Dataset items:
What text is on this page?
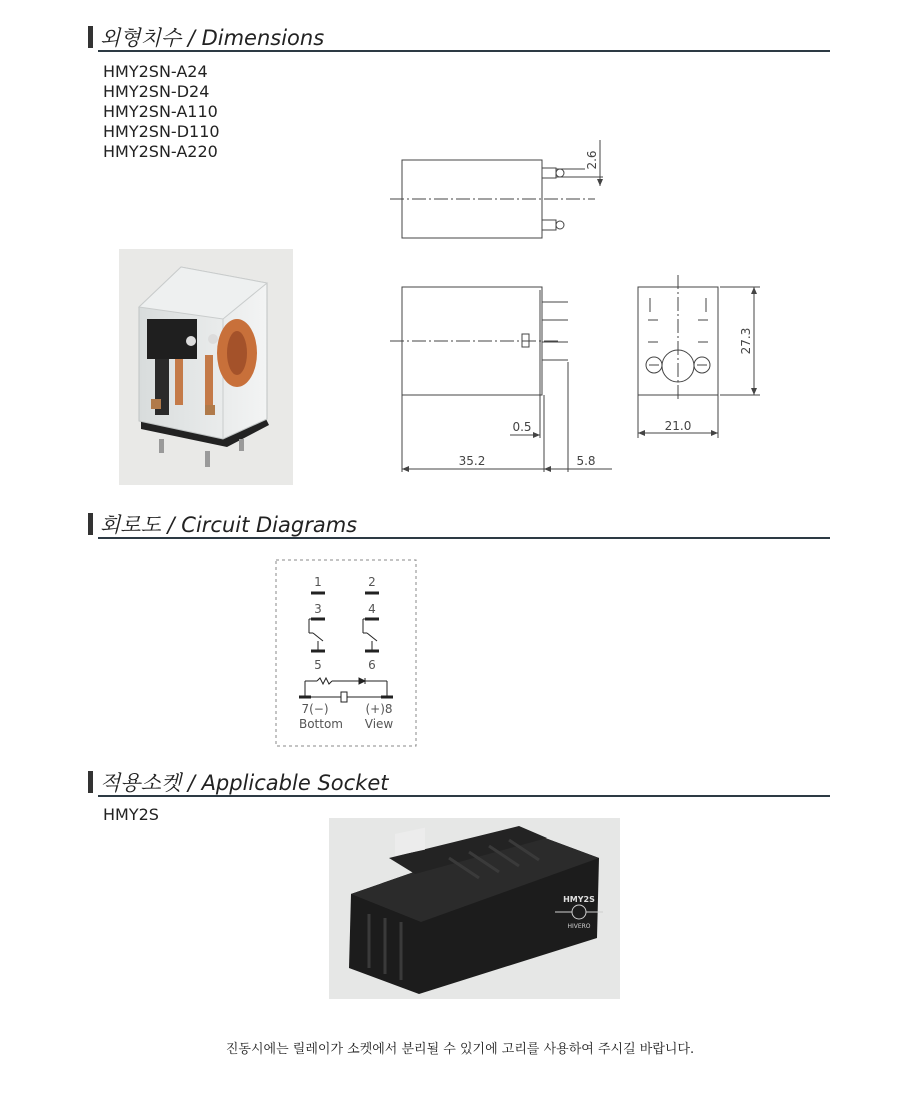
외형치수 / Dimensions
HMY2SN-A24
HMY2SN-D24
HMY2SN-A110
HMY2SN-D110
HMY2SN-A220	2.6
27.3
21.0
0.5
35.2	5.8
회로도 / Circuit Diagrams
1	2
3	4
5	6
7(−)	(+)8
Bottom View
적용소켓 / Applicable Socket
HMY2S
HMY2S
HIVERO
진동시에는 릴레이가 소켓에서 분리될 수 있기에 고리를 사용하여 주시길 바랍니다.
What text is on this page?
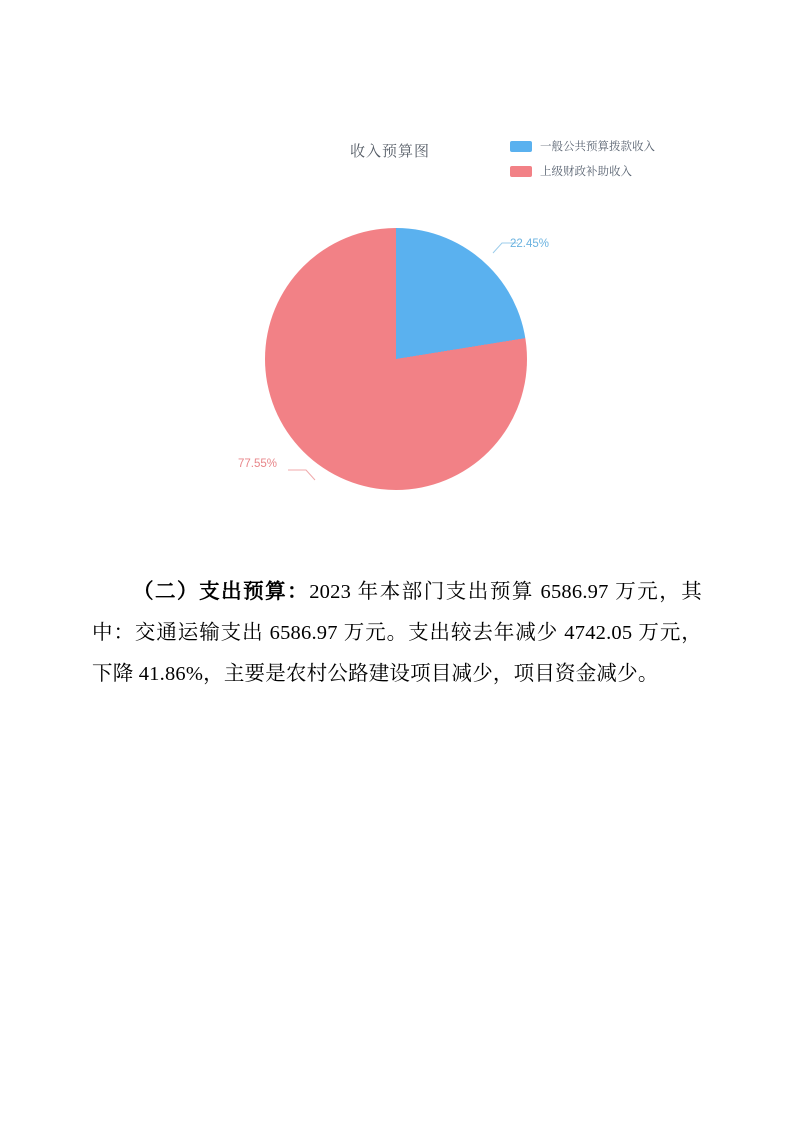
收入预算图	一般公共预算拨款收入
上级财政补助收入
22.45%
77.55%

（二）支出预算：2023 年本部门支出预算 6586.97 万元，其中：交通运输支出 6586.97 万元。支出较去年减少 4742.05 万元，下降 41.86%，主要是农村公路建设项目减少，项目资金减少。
==
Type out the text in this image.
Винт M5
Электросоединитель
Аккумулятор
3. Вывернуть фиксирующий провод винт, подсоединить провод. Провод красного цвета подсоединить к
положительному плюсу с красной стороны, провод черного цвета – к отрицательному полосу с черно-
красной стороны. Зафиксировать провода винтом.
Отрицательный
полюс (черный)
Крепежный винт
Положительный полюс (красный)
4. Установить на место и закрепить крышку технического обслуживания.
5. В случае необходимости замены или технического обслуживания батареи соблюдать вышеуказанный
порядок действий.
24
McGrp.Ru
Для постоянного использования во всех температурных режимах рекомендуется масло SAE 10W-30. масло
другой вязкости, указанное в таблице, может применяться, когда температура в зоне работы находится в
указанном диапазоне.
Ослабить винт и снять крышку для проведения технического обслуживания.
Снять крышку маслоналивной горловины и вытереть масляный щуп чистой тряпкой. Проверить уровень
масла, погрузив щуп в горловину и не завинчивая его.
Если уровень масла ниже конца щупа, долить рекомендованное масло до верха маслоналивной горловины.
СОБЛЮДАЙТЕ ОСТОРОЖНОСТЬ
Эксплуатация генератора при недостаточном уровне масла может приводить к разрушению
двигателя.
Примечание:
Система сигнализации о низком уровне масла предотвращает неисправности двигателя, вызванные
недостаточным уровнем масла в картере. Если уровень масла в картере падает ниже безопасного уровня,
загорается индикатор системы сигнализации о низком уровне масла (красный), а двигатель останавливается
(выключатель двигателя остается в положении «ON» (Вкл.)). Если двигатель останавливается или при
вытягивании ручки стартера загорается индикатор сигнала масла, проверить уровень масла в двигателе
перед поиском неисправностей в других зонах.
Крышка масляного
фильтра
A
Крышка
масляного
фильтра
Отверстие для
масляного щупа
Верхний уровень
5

* **The request**
Using the listing above, show every line that includes the string "двигателя".

* **Reply**
двигателя.
Система сигнализации о низком уровне масла предотвращает неисправности двигателя, вызванные
(выключатель двигателя остается в положении «ON» (Вкл.)). Если двигатель останавливается или при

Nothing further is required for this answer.